··· TASK INPUTS
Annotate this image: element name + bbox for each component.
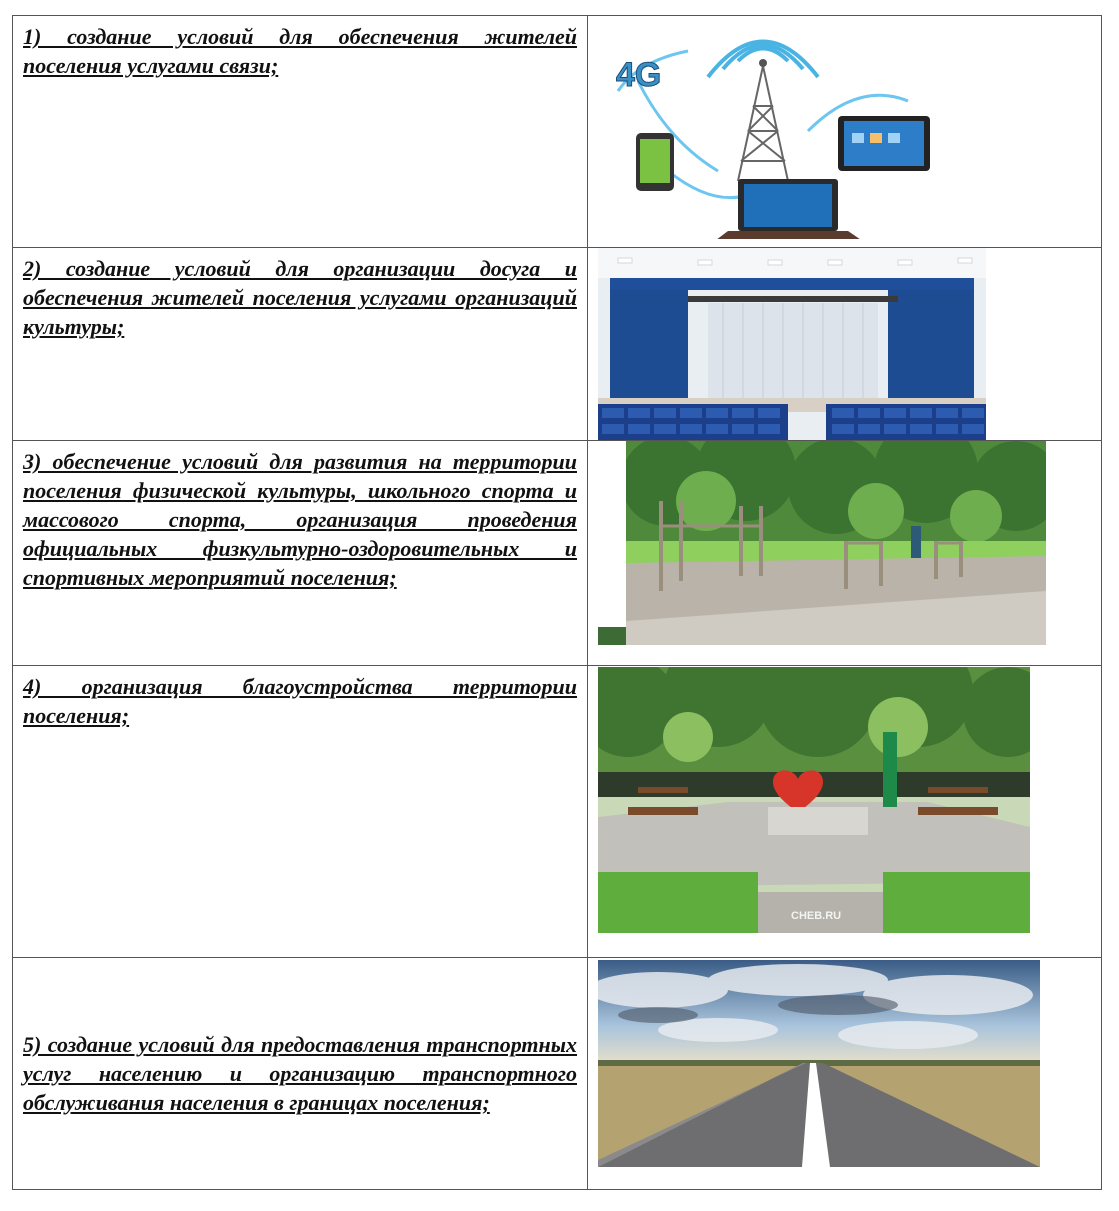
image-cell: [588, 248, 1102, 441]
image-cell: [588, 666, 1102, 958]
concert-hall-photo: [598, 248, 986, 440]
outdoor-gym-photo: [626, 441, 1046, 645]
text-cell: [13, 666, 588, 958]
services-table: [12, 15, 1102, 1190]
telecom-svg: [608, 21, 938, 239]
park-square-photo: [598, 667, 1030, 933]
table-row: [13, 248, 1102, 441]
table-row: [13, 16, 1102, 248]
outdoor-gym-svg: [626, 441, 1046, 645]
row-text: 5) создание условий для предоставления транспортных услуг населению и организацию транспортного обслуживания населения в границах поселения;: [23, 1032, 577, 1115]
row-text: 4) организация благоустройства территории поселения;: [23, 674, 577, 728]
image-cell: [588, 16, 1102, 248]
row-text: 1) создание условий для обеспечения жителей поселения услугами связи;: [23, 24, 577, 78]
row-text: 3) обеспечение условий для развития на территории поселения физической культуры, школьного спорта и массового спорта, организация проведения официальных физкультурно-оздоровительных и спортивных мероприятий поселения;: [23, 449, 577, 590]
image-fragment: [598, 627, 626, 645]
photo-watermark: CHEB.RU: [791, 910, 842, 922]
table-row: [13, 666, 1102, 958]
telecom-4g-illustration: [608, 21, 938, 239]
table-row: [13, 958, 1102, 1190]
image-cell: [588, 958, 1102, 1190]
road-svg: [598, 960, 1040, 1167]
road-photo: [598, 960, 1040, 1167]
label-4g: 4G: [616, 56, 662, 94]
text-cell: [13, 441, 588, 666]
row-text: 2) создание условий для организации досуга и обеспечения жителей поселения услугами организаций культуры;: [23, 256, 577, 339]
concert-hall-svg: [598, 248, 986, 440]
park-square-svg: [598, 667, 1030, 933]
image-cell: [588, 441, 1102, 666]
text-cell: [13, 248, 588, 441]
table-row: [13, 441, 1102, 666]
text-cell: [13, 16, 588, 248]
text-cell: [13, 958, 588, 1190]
······
• _BRIEF_: Rewrite all the records with every "table-row" changed to "grid-row" and everything else left the same, omitting the pictures.

• _COMPLETED TASK_:
Annotate this image: element name + bbox for each component.
image-cell: [588, 248, 1102, 441]
image-cell: [588, 666, 1102, 958]
concert-hall-photo: [598, 248, 986, 440]
outdoor-gym-photo: [626, 441, 1046, 645]
text-cell: [13, 666, 588, 958]
services-table: [12, 15, 1102, 1190]
telecom-svg: [608, 21, 938, 239]
park-square-photo: [598, 667, 1030, 933]
grid-row: [13, 248, 1102, 441]
grid-row: [13, 16, 1102, 248]
outdoor-gym-svg: [626, 441, 1046, 645]
row-text: 5) создание условий для предоставления транспортных услуг населению и организацию транспортного обслуживания населения в границах поселения;: [23, 1032, 577, 1115]
row-text: 4) организация благоустройства территории поселения;: [23, 674, 577, 728]
image-cell: [588, 16, 1102, 248]
row-text: 1) создание условий для обеспечения жителей поселения услугами связи;: [23, 24, 577, 78]
row-text: 3) обеспечение условий для развития на территории поселения физической культуры, школьного спорта и массового спорта, организация проведения официальных физкультурно-оздоровительных и спортивных мероприятий поселения;: [23, 449, 577, 590]
image-fragment: [598, 627, 626, 645]
photo-watermark: CHEB.RU: [791, 910, 842, 922]
grid-row: [13, 666, 1102, 958]
telecom-4g-illustration: [608, 21, 938, 239]
grid-row: [13, 958, 1102, 1190]
image-cell: [588, 958, 1102, 1190]
road-svg: [598, 960, 1040, 1167]
road-photo: [598, 960, 1040, 1167]
label-4g: 4G: [616, 56, 662, 94]
text-cell: [13, 441, 588, 666]
row-text: 2) создание условий для организации досуга и обеспечения жителей поселения услугами организаций культуры;: [23, 256, 577, 339]
concert-hall-svg: [598, 248, 986, 440]
park-square-svg: [598, 667, 1030, 933]
image-cell: [588, 441, 1102, 666]
text-cell: [13, 248, 588, 441]
grid-row: [13, 441, 1102, 666]
text-cell: [13, 16, 588, 248]
text-cell: [13, 958, 588, 1190]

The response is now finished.